Theiling Online    Sitemap    Conlang Mailing List HQ   

Re: Multiple wh-words

From:Ray Brown <ray.brown@...>
Date:Monday, February 28, 2005, 18:47
On Monday, February 28, 2005, at 04:47 , Ph. D. wrote:

> caerulean centaur wrote:
[snip]
>> You need to explain to me this in-situ language. It seems to me >> that, regardless of emphasis, "who" is still the object of the >> verb "saw" and should be "whom" (for those of us who still use whom). > > > This has nothing to do with the distinction between "who" and "whom" > or subject and object. > > Suppose I come home. My girlfriend might say to me, > > "Who did you see at the library?"
Yep - that would be the normal word order. But if my wife came in and told me she'd seen so-and-so at the library and I didn't catch the name properly, I might well respond with: "You saw WHO at the library?" In fact, I find nothing particularly odd in: "Who saw who, where and where? " =============================================== On Monday, February 28, 2005, at 03:49 , Andy wrote:
> ***gmail warning*** > > There's nothing wrong with that sentence in the English I speak. > > Well, nothing except I would say "Who did who see?"

_Extracted entries_:

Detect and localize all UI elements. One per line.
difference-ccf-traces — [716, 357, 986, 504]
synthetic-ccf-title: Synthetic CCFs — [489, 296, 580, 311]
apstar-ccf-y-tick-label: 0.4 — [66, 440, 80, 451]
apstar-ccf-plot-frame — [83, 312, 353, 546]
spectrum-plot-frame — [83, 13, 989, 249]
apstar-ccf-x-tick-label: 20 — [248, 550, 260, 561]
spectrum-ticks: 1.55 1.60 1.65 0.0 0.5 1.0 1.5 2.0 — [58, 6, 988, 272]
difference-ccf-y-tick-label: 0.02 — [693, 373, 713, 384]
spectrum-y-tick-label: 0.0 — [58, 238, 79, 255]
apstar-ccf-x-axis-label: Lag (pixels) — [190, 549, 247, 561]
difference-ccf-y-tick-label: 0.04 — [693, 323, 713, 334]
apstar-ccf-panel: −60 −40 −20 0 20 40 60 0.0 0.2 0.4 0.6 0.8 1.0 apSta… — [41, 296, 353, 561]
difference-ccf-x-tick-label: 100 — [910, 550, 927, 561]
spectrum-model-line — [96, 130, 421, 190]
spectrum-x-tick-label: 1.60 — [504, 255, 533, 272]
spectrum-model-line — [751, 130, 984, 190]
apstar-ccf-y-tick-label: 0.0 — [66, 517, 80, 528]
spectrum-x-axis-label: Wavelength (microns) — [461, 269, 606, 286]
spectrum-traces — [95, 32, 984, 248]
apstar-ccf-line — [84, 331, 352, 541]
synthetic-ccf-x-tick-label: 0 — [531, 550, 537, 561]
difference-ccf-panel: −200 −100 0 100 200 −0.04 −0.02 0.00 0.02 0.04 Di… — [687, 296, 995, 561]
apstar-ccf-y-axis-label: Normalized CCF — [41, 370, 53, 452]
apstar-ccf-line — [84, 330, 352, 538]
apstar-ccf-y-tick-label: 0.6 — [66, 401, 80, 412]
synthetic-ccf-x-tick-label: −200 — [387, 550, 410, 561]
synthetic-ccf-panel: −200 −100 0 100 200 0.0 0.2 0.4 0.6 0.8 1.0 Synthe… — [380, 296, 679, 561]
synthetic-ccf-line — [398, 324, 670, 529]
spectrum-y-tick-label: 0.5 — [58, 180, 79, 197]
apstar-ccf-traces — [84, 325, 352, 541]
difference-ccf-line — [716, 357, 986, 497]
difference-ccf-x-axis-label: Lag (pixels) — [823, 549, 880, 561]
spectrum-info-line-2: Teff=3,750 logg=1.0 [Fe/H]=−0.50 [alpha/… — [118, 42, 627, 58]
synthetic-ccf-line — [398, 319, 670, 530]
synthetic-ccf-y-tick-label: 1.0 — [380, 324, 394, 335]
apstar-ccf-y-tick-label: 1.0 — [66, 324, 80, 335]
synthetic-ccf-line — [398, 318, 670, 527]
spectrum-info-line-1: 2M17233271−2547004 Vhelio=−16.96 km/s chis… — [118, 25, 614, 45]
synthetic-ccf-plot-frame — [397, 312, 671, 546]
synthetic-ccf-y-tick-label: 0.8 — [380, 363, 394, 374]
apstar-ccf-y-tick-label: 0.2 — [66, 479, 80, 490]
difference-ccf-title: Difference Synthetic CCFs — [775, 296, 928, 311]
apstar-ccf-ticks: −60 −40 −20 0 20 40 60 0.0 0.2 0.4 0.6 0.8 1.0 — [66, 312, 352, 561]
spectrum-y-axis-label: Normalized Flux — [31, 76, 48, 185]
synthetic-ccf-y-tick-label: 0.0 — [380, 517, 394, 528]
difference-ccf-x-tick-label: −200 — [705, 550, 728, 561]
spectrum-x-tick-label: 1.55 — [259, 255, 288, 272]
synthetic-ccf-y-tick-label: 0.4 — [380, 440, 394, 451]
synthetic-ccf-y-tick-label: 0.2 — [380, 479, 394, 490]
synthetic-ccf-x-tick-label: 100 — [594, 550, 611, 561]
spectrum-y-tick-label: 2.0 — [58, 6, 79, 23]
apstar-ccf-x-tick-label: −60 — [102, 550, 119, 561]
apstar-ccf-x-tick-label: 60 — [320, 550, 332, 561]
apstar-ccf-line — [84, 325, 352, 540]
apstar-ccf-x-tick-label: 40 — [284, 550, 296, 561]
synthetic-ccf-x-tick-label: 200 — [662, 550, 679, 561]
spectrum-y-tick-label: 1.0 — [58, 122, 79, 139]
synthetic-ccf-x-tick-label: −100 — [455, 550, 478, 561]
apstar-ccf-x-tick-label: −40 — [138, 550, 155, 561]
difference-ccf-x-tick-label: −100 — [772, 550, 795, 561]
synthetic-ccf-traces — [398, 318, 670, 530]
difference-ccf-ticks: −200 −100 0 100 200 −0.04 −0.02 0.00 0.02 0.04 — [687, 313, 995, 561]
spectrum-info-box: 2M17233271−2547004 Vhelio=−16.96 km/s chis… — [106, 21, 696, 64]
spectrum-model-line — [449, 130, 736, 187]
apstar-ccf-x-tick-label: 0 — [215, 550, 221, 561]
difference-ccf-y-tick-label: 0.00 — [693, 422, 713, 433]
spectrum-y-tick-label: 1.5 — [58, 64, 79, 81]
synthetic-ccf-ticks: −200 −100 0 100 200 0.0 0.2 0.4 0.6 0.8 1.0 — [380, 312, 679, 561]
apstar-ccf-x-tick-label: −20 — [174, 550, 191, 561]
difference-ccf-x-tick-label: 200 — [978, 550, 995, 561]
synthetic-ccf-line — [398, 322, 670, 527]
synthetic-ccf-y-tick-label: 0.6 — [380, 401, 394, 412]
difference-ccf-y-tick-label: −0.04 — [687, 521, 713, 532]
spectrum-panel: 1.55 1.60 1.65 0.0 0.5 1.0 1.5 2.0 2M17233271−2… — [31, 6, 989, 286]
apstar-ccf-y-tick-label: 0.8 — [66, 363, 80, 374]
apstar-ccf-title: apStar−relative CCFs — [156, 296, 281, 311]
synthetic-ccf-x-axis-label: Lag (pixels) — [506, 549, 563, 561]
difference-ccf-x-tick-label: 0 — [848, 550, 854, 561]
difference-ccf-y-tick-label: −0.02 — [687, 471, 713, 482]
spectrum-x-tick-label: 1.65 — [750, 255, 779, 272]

_Requirements_:
1/ In the post on multiple wh-words, under what circumstances does the reply's writer say "You saw WHO at the library?" might be used? Answer in one to three sentences.
2/ Duplicate the part of the listing that runs from its start through the line containing "synthetic-ccf-x-tick-label: −200 —", with both ends included.

_Task solutions_:
1/ The writer might use it after their wife came in and said she had seen so-and-so at the library, if the writer did not catch the name properly.

2/
Detect and localize all UI elements. One per line.
difference-ccf-traces — [716, 357, 986, 504]
synthetic-ccf-title: Synthetic CCFs — [489, 296, 580, 311]
apstar-ccf-y-tick-label: 0.4 — [66, 440, 80, 451]
apstar-ccf-plot-frame — [83, 312, 353, 546]
spectrum-plot-frame — [83, 13, 989, 249]
apstar-ccf-x-tick-label: 20 — [248, 550, 260, 561]
spectrum-ticks: 1.55 1.60 1.65 0.0 0.5 1.0 1.5 2.0 — [58, 6, 988, 272]
difference-ccf-y-tick-label: 0.02 — [693, 373, 713, 384]
spectrum-y-tick-label: 0.0 — [58, 238, 79, 255]
apstar-ccf-x-axis-label: Lag (pixels) — [190, 549, 247, 561]
difference-ccf-y-tick-label: 0.04 — [693, 323, 713, 334]
apstar-ccf-panel: −60 −40 −20 0 20 40 60 0.0 0.2 0.4 0.6 0.8 1.0 apSta… — [41, 296, 353, 561]
difference-ccf-x-tick-label: 100 — [910, 550, 927, 561]
spectrum-model-line — [96, 130, 421, 190]
spectrum-x-tick-label: 1.60 — [504, 255, 533, 272]
spectrum-model-line — [751, 130, 984, 190]
apstar-ccf-y-tick-label: 0.0 — [66, 517, 80, 528]
spectrum-x-axis-label: Wavelength (microns) — [461, 269, 606, 286]
spectrum-traces — [95, 32, 984, 248]
apstar-ccf-line — [84, 331, 352, 541]
synthetic-ccf-x-tick-label: 0 — [531, 550, 537, 561]
difference-ccf-panel: −200 −100 0 100 200 −0.04 −0.02 0.00 0.02 0.04 Di… — [687, 296, 995, 561]
apstar-ccf-y-axis-label: Normalized CCF — [41, 370, 53, 452]
apstar-ccf-line — [84, 330, 352, 538]
apstar-ccf-y-tick-label: 0.6 — [66, 401, 80, 412]
synthetic-ccf-x-tick-label: −200 — [387, 550, 410, 561]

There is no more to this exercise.